# Source
::::

WASHINGTON – At first glance, the training camp appears no different from the many others shown in propaganda videos posted by al-Qaida’s affiliate in Syria. Hooded recruits in camouflage shoot at targets or march in formation under the black flag of the Islamic State of Iraq and Syria (ISIS).
But look closer and the “fighters” appear quite small. The tallest are barely chest-high to their instructors, and the shorter ones wear ill-fitting uniforms and appear to struggle under the weight of their weapons. A photo of the recruits without their hoods confirms all of them are young boys.
They are “Zarqawi’s Cubs,” the youth brigade of Syria’s most fearsome Islamist rebel group and one of the newest manifestations of al-Qaida’s deepening roots in rebel-controlled sections of the country. Building on earlier efforts to expand their influence in Syrian schools, radical Islamists appear to be stepping up efforts to indoctrinate and train children, some as young as 10, according to independent experts who have studied the phenomenon.
The establishment of the Zarqawi’s Cubs camp — revealed in a video posted last month by ISIS — is viewed as particularly worrisome because of the similarities to Iraq’s “Birds of Paradise.”
That brigade was created a decade ago by the same terrorist group, in its earlier incarnation as al-Qaida in Iraq, to train children for military missions, including suicide bombings.
“This is the future threat,” said Steven Stalinsky, executive director of the Middle East Media Research Institute, a Washington nonprofit organization that has tracked the exploitation of children by Syrian fighting groups over the past two years. “These are the children of al-Qaida.”
U.N. agencies and human rights groups have accused multiple Syrian factions — including secularist rebels and pro-government militias — of recruiting children for military roles ranging from scouting to actual combat.
Researchers from Human Rights Watch interviewed boys as young as 14 who were used to transport weapons or serve as lookouts. Even younger children were put to work loading bullets into magazines for assault rifles, said Sarah Margon, acting director of the group’s Washington office.
“It’s something that children often do because their fingers are smaller,” Margon said. But such practical considerations aside, “for those looking to indoctrinate, it is a ripe setting for indoctrination,” she added.
The Obama administration last year imposed restrictions on some of its nonmilitary aid to Syria in part because of concerns about the use of child soldiers. Invoking a 2008 law forbidding assistance to countries that use child soldiers, the administration approved restrictions on certain types of nonmilitary aid to Syria as well as the Central African Republic, Burma, Sudan and six other countries, according to State Department documents.
The appearance of training camps for young boys suggests a more systematic effort to incorporate the youngest Syrians into the conflict, as ideological supporters and as combatants in a religious war against a regime led by the country’s minority Alawites, members of an offshoot of the Shiite branch of Islam, according to experts who study jihadist groups.
Radical groups often post images on social media that highlight the role played by children, and some attempt to tailor their messages to appeal to the very young, said Aaron Zelin, an expert on jihadist groups at the Washington Institute for Near East Policy.
“They understand that they are the future and, therefore, need to be exposed and indoctrinated to the ’cause,’ ” Zelin said. It explains why some groups operate age-based training camps that start with “cubs” and progress to “lion scouts” for older teens and adults, he said.

::::

# Supplied material

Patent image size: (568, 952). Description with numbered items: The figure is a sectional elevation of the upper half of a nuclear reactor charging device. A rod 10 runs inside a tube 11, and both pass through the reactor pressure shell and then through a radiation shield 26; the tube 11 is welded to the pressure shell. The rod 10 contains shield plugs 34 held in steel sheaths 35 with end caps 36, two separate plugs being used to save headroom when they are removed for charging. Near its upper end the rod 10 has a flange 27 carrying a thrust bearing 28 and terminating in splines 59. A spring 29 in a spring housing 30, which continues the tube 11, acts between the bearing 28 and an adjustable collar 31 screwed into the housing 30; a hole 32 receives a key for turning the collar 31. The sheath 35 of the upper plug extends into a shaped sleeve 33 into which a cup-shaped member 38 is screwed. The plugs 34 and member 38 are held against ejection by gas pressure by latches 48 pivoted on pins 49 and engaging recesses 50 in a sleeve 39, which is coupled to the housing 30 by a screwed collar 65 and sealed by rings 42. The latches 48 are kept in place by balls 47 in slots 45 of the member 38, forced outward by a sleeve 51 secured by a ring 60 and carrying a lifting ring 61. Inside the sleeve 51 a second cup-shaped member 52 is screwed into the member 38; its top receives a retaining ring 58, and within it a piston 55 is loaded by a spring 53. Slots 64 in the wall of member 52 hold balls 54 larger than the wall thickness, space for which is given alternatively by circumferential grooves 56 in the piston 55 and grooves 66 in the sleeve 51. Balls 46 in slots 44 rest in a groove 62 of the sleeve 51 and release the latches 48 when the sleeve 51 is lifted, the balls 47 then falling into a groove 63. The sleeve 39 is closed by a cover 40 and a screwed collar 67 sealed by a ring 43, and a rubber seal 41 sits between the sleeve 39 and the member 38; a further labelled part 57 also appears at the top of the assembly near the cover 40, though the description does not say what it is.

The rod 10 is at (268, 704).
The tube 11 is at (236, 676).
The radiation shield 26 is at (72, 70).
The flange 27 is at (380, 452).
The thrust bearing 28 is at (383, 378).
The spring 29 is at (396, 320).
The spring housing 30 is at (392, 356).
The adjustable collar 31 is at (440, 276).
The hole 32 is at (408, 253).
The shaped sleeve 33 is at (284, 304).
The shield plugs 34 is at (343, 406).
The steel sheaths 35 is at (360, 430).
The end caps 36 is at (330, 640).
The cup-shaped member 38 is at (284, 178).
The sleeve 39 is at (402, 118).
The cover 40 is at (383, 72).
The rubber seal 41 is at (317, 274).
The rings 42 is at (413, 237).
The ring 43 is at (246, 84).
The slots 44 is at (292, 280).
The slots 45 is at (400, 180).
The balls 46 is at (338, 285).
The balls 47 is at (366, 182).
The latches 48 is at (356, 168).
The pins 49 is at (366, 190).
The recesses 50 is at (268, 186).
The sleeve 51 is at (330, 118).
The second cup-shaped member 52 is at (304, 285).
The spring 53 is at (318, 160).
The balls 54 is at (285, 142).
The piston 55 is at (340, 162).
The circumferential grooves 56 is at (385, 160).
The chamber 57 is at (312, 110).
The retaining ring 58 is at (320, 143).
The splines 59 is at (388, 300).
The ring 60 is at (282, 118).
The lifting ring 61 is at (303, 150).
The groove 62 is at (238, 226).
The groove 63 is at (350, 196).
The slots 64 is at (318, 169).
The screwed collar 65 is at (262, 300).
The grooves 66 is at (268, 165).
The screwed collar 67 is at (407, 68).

::::

# Task to carry out
Write the next part of the article on the training of child recruits in Syria, picking up after its final paragraph. The records are not needed for this exercise.

# Answer to the task
The ISIS youth group was named in honor of Abu Musab al-Zarqawi, the Jordanian who founded al-Qaida in Iraq, a group notorious for its spectacular suicide bombings targeting Shiite mosques and bazaars in Iraq’s Shiite neighborhoods, as well as its videotaped beheadings of Western hostages. Al-Zarqawi, killed in a U.S. airstrike in 2006, remains an inspirational figure for Islamist extremists worldwide, as well as the ideological father of ISIS and other al-Qaida-allied rebel groups in Syria, including Jabhat al-Nusra.
The video depicting the Zarqawi’s Cubs camp describes the location of the facility as near Ghouta, the same eastern suburb of Damascus that was struck in a chemical arms attack in August that killed more than 1,000 civilians. Much of the region has been held by rebels for months, despite intense fighting in some villages.
The boys are shown being led by masked instructors through small-arms exercises and sitting in groups under the ISIS banner, some of them weighed down by bandoleers of machine-gun ammunition. Other images show the boys undergoing instruction or, in one instance, talking happily over a lunch of flatbread. Beverages are distributed in colorful cups adorned with the cartoon “happy face.”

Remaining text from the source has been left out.